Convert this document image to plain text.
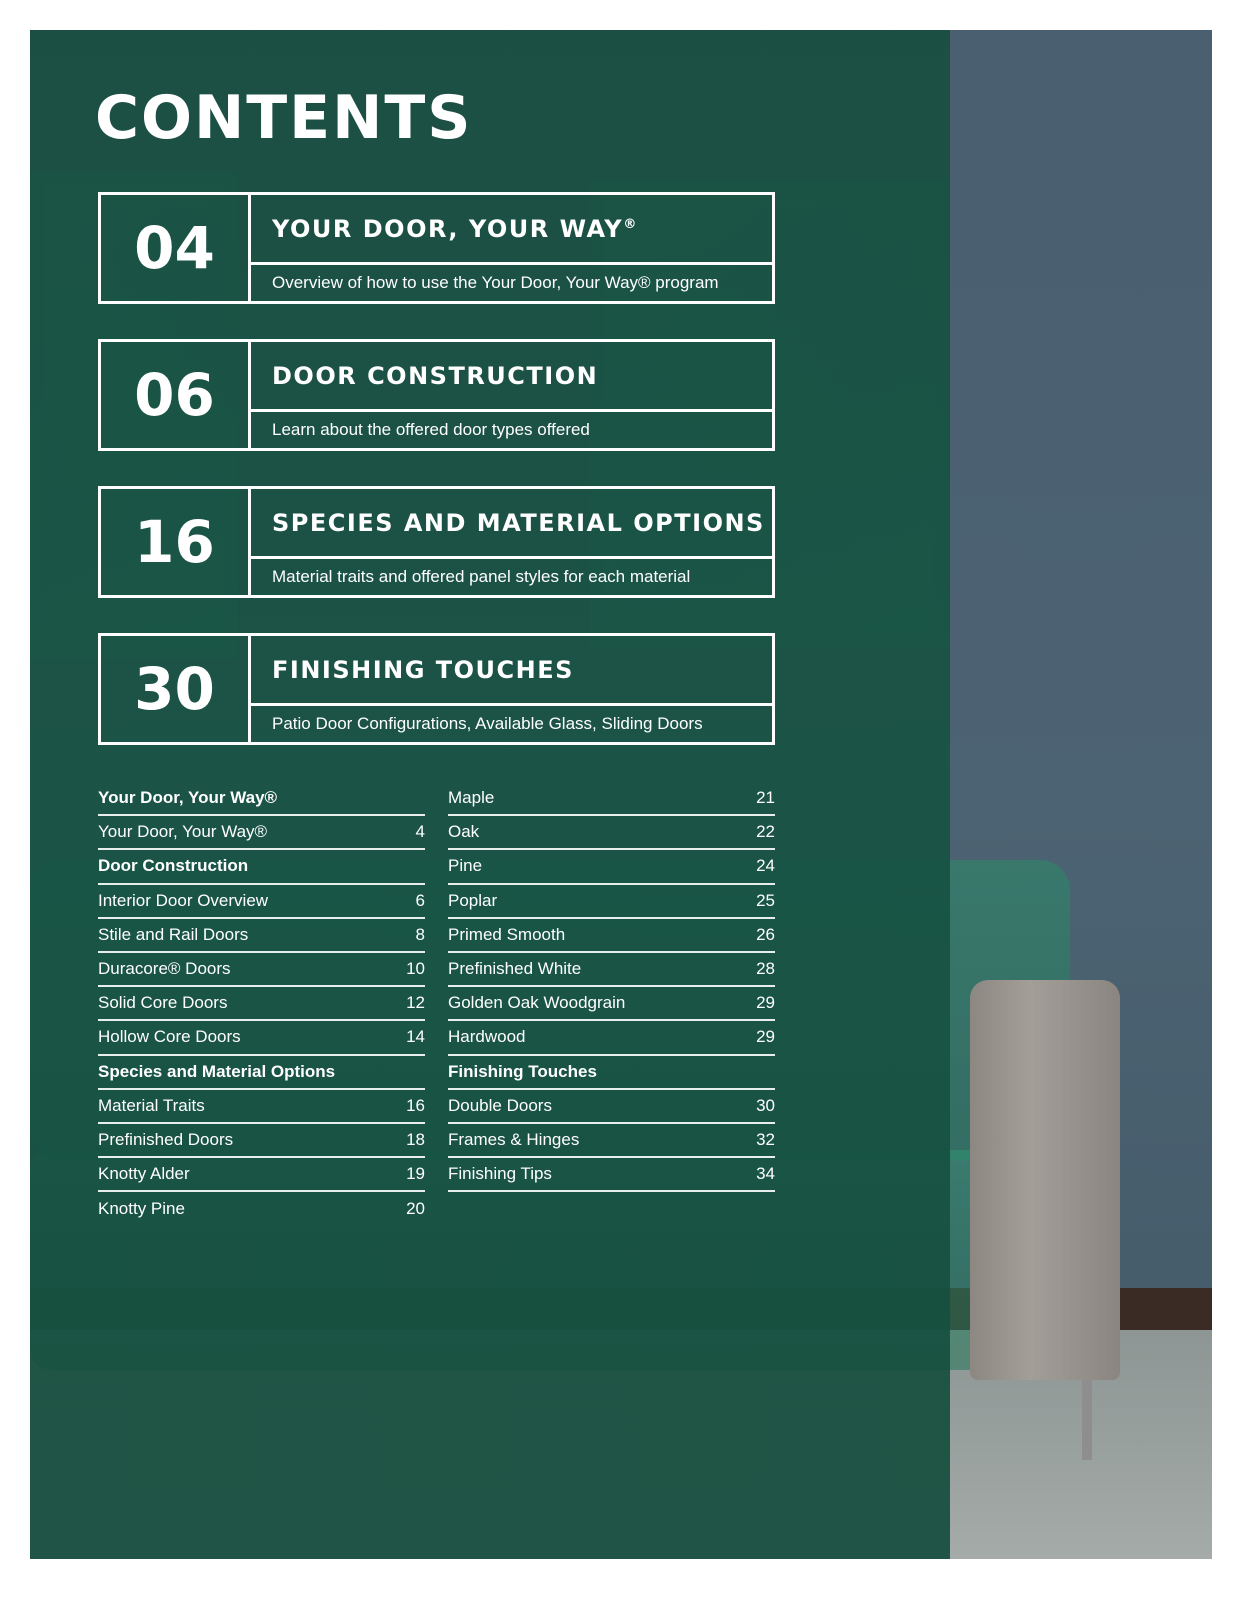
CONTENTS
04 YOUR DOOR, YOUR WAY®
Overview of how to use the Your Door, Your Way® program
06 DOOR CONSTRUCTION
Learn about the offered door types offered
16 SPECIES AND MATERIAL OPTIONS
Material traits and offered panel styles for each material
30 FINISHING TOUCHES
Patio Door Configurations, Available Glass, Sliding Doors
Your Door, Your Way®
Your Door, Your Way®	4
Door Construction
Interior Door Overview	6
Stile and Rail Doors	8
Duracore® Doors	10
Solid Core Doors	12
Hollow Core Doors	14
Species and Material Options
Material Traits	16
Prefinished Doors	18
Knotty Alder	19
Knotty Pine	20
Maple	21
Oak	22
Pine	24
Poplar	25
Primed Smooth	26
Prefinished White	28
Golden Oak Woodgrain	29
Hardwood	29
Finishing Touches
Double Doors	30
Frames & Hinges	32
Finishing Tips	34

....................

• _What to work on_
Without the pictures, repeat all the records word for word.

• _Exercise solution_
Convert this document image to plain text.
CONTENTS
04 YOUR DOOR, YOUR WAY®
Overview of how to use the Your Door, Your Way® program
06 DOOR CONSTRUCTION
Learn about the offered door types offered
16 SPECIES AND MATERIAL OPTIONS
Material traits and offered panel styles for each material
30 FINISHING TOUCHES
Patio Door Configurations, Available Glass, Sliding Doors
Your Door, Your Way®
Your Door, Your Way®	4
Door Construction
Interior Door Overview	6
Stile and Rail Doors	8
Duracore® Doors	10
Solid Core Doors	12
Hollow Core Doors	14
Species and Material Options
Material Traits	16
Prefinished Doors	18
Knotty Alder	19
Knotty Pine	20
Maple	21
Oak	22
Pine	24
Poplar	25
Primed Smooth	26
Prefinished White	28
Golden Oak Woodgrain	29
Hardwood	29
Finishing Touches
Double Doors	30
Frames & Hinges	32
Finishing Tips	34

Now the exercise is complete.